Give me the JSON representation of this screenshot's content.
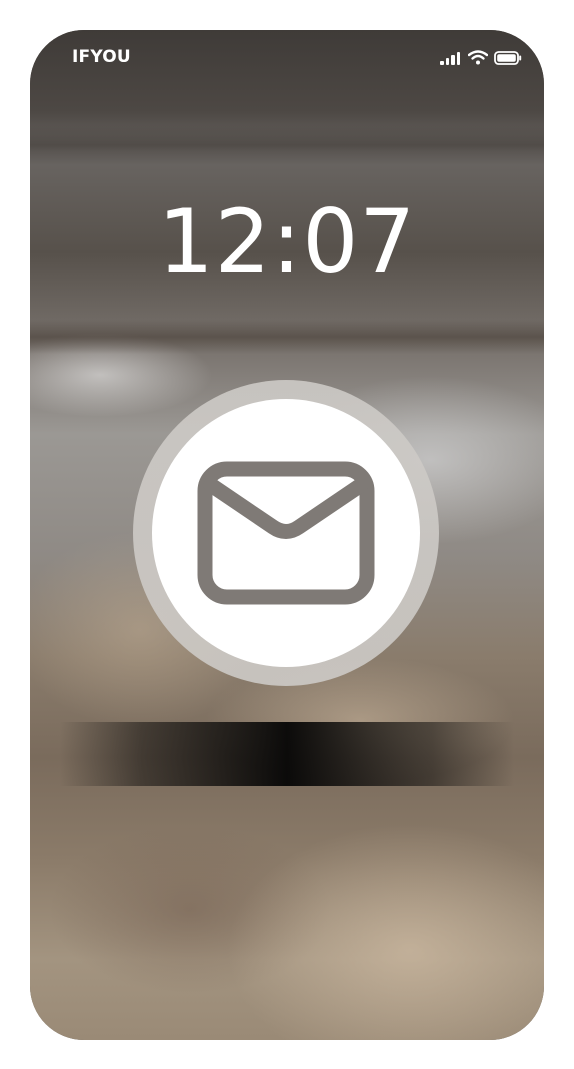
{
  "status_bar": {
    "carrier": "IFYOU",
    "signal_icon": "signal-bars-icon",
    "wifi_icon": "wifi-icon",
    "battery_icon": "battery-icon"
  },
  "lock_screen": {
    "time": "12:07",
    "notification_icon": "mail-icon"
  },
  "colors": {
    "text": "#ffffff",
    "icon_stroke": "#7f7a76",
    "button_bg": "#ffffff"
  }
}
# # # # # # #
Repeat each entry exactly as given; no pictures belong in the copy.

### Reply
Give me the JSON representation of this screenshot's content.
{
  "status_bar": {
    "carrier": "IFYOU",
    "signal_icon": "signal-bars-icon",
    "wifi_icon": "wifi-icon",
    "battery_icon": "battery-icon"
  },
  "lock_screen": {
    "time": "12:07",
    "notification_icon": "mail-icon"
  },
  "colors": {
    "text": "#ffffff",
    "icon_stroke": "#7f7a76",
    "button_bg": "#ffffff"
  }
}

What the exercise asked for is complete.